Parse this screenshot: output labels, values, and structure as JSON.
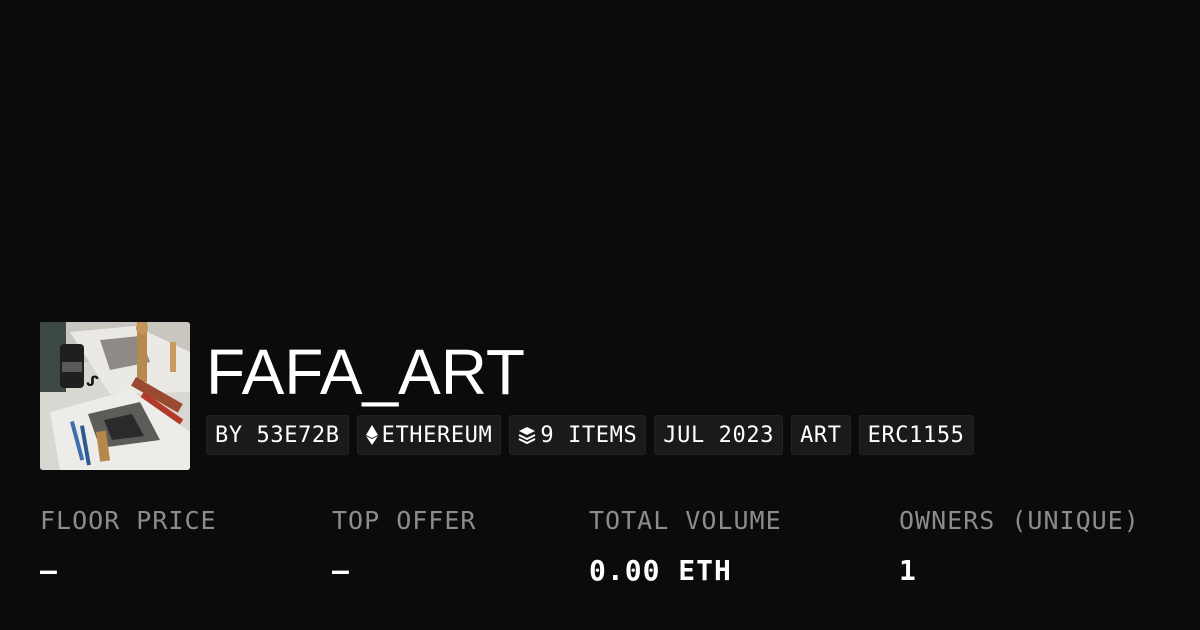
{
  "collection": {
    "title": "FAFA_ART",
    "thumbnail_alt": "collection thumbnail",
    "badges": {
      "creator": "BY 53E72B",
      "chain": "ETHEREUM",
      "items": "9 ITEMS",
      "date": "JUL 2023",
      "category": "ART",
      "standard": "ERC1155"
    }
  },
  "stats": {
    "floor_price": {
      "label": "FLOOR PRICE",
      "value": "–"
    },
    "top_offer": {
      "label": "TOP OFFER",
      "value": "–"
    },
    "total_volume": {
      "label": "TOTAL VOLUME",
      "value": "0.00 ETH"
    },
    "owners": {
      "label": "OWNERS (UNIQUE)",
      "value": "1"
    }
  },
  "icons": {
    "chain": "ethereum-icon",
    "items": "layers-icon"
  },
  "colors": {
    "background": "#0b0b0b",
    "badge_bg": "#1a1a1a",
    "label": "#8c8c8c",
    "text": "#ffffff"
  }
}
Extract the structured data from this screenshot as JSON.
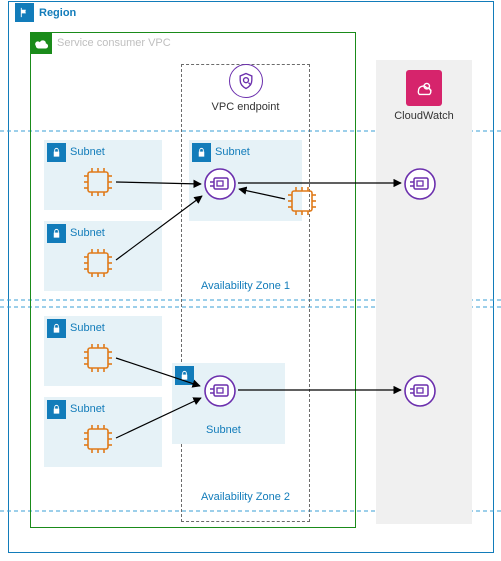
{
  "region": {
    "label": "Region"
  },
  "vpc": {
    "label": "Service consumer VPC"
  },
  "endpoint": {
    "label": "VPC endpoint"
  },
  "cloudwatch": {
    "label": "CloudWatch"
  },
  "subnets": {
    "s1": "Subnet",
    "s2": "Subnet",
    "s3": "Subnet",
    "s4": "Subnet",
    "s5": "Subnet",
    "s6": "Subnet"
  },
  "az": {
    "a1": "Availability Zone 1",
    "a2": "Availability Zone 2"
  },
  "colors": {
    "region": "#127cba",
    "vpc": "#1a8b1a",
    "endpoint": "#6b2fad",
    "subnetBg": "#e6f2f7",
    "cpu": "#e07b1a",
    "cloudwatch": "#d6246c",
    "dash": "#3a9fd6"
  }
}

## Set problem:
Only lines that contain the word "screenshot" are wanted; copy each of them.

## Result:
Parse this screenshot: output labels, values, and structure as JSON.
Extract the structured data from this screenshot as JSON.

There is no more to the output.